**About this task:**
Locate the word "Incubation" in the entries below, then gather every line that holds it.

**Supplied entries:**
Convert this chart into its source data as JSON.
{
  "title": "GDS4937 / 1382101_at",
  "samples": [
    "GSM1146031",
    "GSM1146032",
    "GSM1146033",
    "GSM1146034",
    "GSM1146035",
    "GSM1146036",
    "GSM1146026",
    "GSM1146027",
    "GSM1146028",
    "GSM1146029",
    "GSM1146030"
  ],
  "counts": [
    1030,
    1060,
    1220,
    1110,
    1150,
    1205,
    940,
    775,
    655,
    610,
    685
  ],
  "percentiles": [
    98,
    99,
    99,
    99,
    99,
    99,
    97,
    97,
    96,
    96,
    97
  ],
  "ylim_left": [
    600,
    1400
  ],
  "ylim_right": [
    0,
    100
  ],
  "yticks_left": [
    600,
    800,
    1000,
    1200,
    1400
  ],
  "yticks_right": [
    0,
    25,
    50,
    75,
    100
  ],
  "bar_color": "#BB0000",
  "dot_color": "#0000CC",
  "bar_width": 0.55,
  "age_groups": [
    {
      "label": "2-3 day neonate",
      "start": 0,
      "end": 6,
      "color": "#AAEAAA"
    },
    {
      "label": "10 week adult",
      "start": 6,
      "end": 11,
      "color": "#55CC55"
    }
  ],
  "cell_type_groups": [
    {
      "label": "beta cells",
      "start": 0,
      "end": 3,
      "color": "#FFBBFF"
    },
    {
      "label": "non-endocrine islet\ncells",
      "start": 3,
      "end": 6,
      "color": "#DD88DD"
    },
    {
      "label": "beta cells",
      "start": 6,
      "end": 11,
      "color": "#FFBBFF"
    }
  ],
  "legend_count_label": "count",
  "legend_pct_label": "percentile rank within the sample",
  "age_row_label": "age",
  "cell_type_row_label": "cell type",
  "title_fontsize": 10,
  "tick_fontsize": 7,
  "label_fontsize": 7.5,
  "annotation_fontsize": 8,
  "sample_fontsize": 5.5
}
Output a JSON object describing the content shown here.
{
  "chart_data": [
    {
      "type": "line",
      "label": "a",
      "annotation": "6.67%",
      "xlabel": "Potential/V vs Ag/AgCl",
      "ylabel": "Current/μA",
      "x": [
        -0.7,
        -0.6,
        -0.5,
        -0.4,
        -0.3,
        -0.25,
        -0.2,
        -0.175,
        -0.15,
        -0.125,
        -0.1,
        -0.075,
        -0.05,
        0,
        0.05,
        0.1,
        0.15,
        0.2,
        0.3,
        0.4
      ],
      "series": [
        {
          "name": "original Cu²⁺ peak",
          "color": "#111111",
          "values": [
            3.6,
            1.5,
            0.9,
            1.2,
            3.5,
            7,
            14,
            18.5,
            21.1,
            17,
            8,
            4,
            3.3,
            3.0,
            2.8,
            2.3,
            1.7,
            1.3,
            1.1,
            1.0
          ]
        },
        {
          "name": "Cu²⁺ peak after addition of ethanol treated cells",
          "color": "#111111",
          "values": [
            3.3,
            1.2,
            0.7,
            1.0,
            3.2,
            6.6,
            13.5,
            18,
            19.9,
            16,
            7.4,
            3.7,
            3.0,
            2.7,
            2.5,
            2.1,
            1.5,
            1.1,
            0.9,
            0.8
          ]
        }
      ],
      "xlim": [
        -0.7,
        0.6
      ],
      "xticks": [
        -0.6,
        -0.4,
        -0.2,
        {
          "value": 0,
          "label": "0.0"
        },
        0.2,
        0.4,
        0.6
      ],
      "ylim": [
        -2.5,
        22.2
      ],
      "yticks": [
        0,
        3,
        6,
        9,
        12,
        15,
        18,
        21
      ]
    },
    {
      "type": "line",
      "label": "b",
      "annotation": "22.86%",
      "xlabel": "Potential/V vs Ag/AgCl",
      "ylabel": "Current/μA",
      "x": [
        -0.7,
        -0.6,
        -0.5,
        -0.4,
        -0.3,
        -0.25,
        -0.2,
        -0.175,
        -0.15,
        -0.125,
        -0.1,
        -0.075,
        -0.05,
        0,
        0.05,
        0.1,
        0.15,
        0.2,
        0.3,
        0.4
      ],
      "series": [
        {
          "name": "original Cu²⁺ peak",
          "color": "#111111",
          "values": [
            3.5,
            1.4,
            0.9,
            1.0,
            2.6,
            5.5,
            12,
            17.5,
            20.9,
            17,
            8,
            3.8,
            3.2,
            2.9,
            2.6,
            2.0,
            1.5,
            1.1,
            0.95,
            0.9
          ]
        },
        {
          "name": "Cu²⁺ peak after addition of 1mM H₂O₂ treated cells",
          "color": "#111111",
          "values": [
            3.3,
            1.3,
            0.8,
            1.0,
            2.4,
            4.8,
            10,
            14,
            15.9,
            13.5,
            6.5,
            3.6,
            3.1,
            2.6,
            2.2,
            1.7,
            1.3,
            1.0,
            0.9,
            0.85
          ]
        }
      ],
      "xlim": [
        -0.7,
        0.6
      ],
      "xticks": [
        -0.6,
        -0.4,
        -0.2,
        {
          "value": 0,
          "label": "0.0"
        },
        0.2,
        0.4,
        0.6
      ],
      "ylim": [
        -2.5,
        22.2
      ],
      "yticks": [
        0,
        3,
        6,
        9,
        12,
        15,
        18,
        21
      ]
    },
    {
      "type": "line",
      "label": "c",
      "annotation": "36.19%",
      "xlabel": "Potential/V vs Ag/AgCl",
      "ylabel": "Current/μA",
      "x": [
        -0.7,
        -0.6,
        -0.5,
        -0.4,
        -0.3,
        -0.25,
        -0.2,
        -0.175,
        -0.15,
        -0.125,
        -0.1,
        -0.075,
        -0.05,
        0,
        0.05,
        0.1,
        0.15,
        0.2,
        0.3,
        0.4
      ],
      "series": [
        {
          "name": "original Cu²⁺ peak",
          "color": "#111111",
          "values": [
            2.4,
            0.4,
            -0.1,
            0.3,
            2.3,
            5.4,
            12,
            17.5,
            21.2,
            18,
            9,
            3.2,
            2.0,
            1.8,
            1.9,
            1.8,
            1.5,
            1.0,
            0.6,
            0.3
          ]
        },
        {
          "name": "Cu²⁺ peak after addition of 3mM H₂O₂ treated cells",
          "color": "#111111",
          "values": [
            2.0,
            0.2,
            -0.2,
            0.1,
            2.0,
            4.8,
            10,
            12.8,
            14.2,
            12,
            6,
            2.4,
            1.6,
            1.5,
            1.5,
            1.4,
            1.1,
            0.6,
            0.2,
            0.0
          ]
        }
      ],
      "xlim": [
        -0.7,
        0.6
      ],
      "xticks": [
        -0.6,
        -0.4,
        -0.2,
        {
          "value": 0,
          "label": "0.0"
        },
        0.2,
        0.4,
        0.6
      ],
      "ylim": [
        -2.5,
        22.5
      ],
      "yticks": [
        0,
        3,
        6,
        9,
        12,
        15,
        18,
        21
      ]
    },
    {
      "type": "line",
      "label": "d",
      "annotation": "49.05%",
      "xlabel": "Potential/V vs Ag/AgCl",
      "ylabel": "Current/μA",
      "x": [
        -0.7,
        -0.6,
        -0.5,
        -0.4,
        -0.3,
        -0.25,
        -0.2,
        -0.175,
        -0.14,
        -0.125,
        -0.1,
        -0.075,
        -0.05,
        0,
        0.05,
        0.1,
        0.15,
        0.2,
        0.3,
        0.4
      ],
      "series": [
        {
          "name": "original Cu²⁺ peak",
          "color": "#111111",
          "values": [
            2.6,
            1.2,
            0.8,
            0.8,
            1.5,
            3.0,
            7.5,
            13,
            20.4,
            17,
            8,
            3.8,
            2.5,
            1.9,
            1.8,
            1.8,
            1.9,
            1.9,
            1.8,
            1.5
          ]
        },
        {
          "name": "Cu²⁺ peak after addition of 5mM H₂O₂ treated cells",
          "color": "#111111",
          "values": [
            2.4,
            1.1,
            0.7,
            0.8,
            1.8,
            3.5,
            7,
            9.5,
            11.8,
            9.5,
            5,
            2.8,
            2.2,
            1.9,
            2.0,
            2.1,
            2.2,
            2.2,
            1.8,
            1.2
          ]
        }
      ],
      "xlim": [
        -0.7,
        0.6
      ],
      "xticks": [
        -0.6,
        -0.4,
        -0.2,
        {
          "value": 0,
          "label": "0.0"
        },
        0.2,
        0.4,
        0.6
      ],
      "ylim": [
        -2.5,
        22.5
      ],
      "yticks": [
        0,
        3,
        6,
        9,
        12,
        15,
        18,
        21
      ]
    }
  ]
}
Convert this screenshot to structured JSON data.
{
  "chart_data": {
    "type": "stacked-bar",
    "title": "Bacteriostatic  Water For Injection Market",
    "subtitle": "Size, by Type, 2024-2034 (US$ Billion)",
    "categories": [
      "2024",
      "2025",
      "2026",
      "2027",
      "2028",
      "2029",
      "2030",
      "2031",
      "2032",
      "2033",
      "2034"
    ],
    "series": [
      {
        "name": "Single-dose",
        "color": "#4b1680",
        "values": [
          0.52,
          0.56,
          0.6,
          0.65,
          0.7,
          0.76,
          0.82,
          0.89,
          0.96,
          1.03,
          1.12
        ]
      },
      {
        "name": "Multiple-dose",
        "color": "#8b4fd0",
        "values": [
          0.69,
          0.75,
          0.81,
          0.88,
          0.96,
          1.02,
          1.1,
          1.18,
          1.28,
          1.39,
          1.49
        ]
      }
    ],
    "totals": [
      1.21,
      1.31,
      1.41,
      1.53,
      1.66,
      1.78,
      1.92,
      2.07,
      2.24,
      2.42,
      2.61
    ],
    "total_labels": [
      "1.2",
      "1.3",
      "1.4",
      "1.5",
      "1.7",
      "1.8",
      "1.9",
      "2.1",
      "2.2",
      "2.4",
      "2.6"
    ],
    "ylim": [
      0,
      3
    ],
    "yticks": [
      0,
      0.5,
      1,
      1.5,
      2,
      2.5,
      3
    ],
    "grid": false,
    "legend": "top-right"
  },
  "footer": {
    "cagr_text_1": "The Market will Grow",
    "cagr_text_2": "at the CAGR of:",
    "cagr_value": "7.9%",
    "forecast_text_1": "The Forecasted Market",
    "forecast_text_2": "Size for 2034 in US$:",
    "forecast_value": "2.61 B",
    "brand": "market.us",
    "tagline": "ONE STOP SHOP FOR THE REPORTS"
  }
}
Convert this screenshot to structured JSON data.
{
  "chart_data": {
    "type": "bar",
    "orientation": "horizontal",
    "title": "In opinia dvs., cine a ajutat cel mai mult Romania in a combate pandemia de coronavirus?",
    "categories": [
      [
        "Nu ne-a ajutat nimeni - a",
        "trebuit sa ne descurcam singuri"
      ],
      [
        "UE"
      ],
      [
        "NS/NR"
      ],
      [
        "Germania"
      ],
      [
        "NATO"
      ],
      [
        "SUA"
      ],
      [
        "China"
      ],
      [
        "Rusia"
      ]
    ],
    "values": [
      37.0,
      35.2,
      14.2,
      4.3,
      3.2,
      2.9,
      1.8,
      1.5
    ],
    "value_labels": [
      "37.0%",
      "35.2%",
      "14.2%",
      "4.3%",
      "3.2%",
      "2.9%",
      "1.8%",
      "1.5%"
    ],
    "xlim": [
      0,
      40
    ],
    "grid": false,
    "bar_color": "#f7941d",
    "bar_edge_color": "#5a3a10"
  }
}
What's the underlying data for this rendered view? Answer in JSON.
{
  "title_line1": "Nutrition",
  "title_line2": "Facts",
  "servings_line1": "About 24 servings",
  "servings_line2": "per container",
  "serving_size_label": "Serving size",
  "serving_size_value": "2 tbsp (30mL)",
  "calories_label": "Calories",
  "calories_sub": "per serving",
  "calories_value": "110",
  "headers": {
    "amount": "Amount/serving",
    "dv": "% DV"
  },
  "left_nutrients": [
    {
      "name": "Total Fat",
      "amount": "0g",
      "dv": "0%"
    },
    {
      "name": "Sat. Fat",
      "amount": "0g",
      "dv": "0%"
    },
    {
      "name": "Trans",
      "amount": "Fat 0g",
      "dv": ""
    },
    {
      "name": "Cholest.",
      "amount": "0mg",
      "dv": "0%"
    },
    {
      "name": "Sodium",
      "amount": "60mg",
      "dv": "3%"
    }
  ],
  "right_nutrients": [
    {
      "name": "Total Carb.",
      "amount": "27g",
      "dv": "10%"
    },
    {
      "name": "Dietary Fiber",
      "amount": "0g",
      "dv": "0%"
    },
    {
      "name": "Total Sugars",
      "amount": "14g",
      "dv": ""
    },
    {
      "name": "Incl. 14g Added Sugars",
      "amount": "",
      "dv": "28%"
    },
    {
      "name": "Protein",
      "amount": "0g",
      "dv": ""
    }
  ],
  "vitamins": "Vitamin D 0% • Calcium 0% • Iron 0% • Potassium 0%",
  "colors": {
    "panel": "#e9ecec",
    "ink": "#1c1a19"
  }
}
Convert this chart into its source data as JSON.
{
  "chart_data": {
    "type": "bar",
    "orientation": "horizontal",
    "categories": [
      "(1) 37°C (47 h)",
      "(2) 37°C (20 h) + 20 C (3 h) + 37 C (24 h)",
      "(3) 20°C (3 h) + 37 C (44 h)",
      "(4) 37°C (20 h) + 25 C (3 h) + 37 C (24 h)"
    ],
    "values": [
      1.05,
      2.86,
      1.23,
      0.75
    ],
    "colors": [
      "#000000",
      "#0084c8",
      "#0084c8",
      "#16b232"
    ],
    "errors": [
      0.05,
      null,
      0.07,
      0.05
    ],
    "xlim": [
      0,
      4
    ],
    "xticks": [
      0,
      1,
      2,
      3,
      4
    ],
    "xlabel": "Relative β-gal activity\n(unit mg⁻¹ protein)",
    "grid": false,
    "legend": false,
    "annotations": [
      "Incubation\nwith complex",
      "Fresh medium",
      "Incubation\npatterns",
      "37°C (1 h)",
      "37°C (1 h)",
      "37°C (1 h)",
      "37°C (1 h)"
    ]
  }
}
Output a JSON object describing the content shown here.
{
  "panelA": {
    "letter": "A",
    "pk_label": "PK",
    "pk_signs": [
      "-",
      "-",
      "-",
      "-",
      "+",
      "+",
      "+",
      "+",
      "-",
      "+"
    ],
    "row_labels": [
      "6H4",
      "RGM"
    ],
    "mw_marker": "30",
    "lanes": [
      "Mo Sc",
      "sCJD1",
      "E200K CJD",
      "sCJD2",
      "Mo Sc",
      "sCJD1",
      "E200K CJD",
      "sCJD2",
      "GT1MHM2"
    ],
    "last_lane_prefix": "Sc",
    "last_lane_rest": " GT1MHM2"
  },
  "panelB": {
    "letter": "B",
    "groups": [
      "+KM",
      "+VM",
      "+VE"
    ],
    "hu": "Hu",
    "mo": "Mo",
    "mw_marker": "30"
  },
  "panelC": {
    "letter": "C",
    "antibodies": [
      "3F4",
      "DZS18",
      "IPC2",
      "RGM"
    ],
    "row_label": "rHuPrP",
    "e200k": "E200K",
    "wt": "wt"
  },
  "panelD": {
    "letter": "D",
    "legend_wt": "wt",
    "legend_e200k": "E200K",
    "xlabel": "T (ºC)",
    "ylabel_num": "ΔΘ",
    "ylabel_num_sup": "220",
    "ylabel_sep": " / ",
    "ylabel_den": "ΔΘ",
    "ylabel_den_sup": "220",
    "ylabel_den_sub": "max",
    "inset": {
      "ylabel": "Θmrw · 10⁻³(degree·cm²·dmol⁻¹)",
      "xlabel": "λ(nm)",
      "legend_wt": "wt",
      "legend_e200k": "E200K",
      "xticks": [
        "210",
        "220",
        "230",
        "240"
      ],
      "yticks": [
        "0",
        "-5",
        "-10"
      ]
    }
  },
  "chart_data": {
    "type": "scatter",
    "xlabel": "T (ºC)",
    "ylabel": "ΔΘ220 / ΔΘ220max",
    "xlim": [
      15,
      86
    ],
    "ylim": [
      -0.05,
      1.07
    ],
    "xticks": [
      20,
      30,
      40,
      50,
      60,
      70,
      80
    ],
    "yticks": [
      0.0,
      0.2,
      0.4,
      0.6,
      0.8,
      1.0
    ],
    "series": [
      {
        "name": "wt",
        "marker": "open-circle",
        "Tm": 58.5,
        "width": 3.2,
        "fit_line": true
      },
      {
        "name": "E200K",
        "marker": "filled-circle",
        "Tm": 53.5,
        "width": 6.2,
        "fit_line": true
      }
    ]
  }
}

**Solution below:**
      "Incubation\nwith complex",
      "Incubation\npatterns",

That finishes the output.